• Task goal: Using the material below, copy every line where "baby" appears.

• Provided entries:
— begin —

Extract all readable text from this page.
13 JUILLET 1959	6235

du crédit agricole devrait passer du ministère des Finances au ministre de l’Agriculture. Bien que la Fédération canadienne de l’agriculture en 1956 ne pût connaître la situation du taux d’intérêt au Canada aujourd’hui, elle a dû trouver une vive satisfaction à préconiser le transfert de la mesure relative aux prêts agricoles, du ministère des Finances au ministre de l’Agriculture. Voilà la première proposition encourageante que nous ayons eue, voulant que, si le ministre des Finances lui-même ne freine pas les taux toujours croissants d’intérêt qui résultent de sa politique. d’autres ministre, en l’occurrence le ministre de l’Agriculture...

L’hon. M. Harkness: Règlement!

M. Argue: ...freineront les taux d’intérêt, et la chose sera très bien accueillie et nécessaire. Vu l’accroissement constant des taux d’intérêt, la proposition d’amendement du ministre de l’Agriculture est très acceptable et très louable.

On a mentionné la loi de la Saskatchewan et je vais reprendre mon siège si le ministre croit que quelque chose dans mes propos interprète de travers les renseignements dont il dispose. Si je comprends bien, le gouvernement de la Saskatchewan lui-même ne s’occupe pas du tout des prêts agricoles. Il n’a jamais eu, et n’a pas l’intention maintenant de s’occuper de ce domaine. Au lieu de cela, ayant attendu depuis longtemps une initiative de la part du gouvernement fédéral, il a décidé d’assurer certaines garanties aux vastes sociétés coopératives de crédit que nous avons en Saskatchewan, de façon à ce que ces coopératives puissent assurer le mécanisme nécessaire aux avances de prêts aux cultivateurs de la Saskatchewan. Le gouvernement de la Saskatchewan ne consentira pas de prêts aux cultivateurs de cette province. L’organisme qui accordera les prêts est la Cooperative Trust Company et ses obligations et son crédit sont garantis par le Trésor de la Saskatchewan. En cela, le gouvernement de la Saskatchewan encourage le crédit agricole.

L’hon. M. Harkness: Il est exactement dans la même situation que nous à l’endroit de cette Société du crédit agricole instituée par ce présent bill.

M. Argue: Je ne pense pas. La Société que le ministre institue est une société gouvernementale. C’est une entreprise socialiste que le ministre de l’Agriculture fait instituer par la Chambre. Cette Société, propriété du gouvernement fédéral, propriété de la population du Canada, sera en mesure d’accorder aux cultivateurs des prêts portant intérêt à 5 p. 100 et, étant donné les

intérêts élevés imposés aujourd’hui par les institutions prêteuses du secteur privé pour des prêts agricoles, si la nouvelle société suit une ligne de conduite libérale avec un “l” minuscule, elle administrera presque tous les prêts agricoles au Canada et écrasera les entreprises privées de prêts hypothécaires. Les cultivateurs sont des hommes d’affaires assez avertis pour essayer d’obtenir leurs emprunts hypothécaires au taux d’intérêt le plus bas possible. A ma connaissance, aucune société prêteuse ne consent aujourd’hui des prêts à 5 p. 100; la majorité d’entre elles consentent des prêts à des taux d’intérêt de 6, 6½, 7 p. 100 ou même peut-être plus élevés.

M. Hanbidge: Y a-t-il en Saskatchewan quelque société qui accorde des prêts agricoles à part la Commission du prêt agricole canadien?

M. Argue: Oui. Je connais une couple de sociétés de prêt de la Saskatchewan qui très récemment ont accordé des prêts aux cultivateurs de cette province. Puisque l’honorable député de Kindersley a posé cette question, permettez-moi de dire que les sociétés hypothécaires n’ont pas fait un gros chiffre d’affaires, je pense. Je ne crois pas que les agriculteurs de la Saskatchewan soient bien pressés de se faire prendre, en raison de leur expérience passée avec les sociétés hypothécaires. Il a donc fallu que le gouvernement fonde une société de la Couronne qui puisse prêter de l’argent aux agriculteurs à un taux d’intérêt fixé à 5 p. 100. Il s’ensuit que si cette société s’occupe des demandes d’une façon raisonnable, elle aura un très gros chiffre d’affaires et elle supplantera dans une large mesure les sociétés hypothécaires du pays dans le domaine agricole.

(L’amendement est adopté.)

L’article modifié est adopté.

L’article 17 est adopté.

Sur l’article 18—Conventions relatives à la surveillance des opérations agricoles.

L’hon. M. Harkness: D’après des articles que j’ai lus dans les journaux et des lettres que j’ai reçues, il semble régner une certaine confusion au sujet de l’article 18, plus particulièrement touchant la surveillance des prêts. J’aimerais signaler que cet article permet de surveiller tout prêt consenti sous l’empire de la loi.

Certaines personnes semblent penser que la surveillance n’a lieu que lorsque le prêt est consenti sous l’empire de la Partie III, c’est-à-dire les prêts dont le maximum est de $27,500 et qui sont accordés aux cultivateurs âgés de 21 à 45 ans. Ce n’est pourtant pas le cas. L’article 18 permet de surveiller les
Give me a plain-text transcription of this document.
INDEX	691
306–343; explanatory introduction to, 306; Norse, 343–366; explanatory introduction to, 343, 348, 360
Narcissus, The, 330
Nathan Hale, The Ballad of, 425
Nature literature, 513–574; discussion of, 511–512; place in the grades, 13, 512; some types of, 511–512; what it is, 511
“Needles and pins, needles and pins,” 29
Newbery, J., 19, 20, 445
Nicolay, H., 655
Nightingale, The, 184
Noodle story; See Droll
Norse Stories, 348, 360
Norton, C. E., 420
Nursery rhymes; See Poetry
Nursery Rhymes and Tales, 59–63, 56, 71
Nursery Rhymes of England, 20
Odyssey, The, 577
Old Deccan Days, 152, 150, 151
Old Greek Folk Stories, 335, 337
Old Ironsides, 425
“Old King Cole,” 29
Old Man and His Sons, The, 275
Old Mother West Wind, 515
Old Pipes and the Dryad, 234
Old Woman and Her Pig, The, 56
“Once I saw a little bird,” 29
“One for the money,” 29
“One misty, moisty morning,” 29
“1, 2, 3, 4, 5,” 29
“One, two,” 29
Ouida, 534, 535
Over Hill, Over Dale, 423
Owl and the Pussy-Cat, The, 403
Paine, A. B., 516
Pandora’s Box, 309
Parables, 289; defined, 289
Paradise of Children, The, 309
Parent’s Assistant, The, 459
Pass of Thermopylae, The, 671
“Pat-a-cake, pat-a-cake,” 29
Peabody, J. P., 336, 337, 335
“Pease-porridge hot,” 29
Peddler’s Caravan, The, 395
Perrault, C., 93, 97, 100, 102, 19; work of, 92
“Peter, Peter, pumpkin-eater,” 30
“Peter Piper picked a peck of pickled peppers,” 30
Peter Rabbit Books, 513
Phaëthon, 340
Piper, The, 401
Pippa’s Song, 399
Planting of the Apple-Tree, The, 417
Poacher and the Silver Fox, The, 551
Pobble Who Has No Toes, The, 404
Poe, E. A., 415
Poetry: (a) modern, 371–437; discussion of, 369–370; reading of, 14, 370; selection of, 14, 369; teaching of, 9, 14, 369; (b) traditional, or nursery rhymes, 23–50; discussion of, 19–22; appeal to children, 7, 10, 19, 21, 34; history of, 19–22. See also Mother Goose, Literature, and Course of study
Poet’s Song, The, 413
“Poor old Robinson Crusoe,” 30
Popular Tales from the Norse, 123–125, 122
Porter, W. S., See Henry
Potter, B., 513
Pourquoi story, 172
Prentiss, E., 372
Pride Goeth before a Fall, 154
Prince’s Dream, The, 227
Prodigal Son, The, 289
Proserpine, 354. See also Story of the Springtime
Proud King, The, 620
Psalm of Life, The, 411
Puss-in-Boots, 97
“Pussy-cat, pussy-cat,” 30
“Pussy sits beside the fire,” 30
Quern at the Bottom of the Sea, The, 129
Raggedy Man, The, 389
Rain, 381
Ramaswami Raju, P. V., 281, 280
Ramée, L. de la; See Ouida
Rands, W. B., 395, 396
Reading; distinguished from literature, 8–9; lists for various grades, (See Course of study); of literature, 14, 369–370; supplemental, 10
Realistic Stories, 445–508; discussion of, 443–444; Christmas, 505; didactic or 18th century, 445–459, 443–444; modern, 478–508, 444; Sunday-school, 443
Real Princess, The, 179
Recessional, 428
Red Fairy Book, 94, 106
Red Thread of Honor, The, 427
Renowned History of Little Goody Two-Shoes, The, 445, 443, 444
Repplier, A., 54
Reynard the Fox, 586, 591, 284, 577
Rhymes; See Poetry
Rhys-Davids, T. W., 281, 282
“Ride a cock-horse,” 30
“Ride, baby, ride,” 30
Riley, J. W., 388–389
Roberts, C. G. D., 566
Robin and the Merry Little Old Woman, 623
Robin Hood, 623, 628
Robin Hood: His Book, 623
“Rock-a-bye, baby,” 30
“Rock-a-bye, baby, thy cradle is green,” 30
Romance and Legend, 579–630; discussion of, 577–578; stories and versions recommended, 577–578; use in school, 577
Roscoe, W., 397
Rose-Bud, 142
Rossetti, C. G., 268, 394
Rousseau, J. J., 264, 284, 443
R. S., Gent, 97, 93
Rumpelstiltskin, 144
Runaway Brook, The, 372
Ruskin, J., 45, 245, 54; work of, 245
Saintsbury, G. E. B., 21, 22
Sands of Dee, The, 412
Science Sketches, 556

— end —

• Task output:
“Ride, baby, ride,” 30
“Rock-a-bye, baby,” 30
“Rock-a-bye, baby, thy cradle is green,” 30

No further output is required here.